• _Things to do_
a) List every kind of fish named in the aquarium stocking discussion.
b) Carry the aquarium stocking discussion forward, picking up after its final sentence.

• _Selected extract_
*** Block opens ***

Remove the decor? I was thinking the exact opposite actually and adding more territories. And as far as some snapping and some not, I kind of wanted to explore that very thing since not every fish fits the standard either. My goal is more to have a few aggressive guys with some more peaceful (somewhat) fish that can either hold their own or that the aggressive guys pay no attention to and then a few wild cards to take a chance on.

I'm mostly just trying to figure out how many juveniles I could get away with so I can figure out personalities and get rid of them accordingly instead of figuring out then having to adjust with an already established. I'm a pretty careful person with my fish and can be overly cautious at times, but I do try to take chances as long as I know I have an exit strategy i.e. a fish becomes a serial killer maniac, I have a place to remove quickly.

I like to get a rough idea of what I could be looking at temporarily overstocking so I can start my gameplan and then bouncing ideas off of others. Some may have some clever ideas or let me know of something I may carelessly overlook. But I'm definitely set on having some aggressive fish (within reason) like as long as the salvini isn't ruthless (especially to the arowana) I'd like to keep her. She is aggressive, but doesn't care much about the EBJD or any other fish, but in the past I've tried geos and she just couldn't stand them. I figured that out by testing the waters (no pun intended ;p ) and it was no biggy, but I've got to test a bigger group at a time now while I have the window of having everything smaller.
 
IMO you're talking about something that will completely be trial and error, since it depends what you mean by overstock and you have potential problems--

Uaru juvies (peaceful, SA) with a six inch salvini (aggressive, CA) in the same tank a bad idea. Too many smaller juvies of most species with larger salvini with a tendency to clear out or eventually kill off other fish that crowd them a bad idea, you've already seen this, as described above, by trying to add geos with the salvini. Adding territories for tough, territorial fish to claim and protect instead of minimizing territories-- depends a bit on what you have now for tank decor and what you have in mind, but potentially a bad idea. Putting a naturally pugnacious fish that has been housed alone for some time into a now crowded tank, full of smaller, weaker fish is often a bad idea.

*** Block closes ***

Document layout detection data
*** Block opens ***

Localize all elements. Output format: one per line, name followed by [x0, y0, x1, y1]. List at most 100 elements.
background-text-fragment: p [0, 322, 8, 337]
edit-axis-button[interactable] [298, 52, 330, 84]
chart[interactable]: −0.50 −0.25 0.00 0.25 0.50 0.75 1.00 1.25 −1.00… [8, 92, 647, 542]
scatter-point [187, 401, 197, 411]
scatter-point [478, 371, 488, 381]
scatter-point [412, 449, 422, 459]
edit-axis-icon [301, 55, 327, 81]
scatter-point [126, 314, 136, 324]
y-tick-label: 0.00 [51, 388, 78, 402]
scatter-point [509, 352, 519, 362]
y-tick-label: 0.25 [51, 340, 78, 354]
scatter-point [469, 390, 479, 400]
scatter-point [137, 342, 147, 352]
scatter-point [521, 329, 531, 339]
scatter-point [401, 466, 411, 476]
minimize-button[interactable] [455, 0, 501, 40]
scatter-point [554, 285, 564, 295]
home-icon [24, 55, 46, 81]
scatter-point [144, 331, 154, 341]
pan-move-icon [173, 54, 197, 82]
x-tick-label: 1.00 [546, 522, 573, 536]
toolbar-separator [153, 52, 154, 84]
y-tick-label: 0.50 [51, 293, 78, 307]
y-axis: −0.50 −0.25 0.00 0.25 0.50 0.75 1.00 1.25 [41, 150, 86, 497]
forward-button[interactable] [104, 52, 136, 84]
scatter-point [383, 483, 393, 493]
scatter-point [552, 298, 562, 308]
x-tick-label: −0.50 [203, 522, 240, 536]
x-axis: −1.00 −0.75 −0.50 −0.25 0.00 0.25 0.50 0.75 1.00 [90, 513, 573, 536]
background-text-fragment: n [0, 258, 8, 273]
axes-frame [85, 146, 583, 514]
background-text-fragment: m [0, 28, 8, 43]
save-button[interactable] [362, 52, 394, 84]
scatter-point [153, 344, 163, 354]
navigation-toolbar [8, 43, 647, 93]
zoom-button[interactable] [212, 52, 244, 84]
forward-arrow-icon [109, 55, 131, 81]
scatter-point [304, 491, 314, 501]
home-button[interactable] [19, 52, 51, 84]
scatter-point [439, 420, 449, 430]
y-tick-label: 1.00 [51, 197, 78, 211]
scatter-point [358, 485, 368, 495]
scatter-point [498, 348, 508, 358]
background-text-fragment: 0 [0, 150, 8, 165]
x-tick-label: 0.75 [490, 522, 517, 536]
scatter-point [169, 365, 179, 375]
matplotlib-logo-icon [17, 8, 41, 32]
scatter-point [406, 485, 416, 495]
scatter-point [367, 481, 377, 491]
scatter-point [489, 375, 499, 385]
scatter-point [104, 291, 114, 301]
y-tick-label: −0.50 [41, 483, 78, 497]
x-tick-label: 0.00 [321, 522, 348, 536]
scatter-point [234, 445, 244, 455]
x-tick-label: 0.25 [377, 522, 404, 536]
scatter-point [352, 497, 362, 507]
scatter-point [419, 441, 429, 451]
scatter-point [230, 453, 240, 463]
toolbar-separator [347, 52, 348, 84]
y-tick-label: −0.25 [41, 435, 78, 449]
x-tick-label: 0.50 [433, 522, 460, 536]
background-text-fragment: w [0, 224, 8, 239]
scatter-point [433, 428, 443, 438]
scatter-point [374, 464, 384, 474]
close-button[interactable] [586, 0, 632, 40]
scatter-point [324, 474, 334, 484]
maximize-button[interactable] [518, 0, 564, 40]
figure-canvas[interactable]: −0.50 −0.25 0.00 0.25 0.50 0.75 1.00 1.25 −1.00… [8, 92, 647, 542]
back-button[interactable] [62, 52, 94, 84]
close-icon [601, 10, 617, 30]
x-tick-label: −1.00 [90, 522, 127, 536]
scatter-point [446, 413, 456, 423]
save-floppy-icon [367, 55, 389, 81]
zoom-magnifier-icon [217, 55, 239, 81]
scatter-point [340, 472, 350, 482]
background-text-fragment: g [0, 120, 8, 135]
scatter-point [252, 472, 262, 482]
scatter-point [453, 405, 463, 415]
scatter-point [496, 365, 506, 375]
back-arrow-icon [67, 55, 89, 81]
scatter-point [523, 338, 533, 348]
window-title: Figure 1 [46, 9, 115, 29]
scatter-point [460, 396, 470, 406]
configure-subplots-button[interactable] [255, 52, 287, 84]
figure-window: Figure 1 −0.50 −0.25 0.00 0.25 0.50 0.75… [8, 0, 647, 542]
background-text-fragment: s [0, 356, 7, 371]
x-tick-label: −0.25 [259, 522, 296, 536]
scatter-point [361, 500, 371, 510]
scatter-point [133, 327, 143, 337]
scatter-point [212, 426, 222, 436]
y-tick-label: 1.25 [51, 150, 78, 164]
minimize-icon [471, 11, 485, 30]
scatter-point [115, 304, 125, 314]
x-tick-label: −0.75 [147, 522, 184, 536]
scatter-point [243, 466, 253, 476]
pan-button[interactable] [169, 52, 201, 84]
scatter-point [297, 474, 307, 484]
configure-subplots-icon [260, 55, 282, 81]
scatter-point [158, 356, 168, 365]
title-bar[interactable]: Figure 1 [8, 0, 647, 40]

*** Block closes ***

• _Results_
a) salvini, arowana, EBJD, geos, Uaru

b)
A tank full of various juvies with a juvie salvini probably a different story, at least for a while. Or adding juvies of other pugnacious CA species, maybe. But peaceful or comparatively peaceful SAs with a 6 inch salvini is dicey at best. As mentioned above different fish "snap" at different stages, as far as size/hormones, etc. turning them aggressive, but sounds like this has already happened with your salvini.

Can you sometimes do out of the box things and get them to work? Sure, sometimes, which is why I say you're talking about something that would be trial and error. Could you set things up where the salvini has enough of a territory that he'll hang there and leave other fish alone as long as they stay out of his way? Possible. But, for example, an arowana will cruise the whole tank. You'd need to choose carefully and probably either have other fish that would be content staying to their half of the tank or content to stay in or close to hiding places-- or maybe a busy tank w/o territories where everyone just goes all over.

But, again, salvini are one of a variety of species that have been known to remedy feeling crowded by killing off the other fish.
 
Because almost all cichlids are territorial, it is best to add them all together as juvies, and not add any new ones. This way, each determines territory by what is available to that idividual.
Adding new fish later is almost always problematic because the resident fish all will have set up territories. And as a cichlid grows, and realizes it can dislodge a less robust one from its territory, that less robust one, has no where to go.
There are some cichlids that use objects to define territories, but...there are some that have invisible territorial zones, just like a humans idea of personal space, and their personal spacial zone territory follows them like an invisible box. Invade that space, and the invader gets attacked.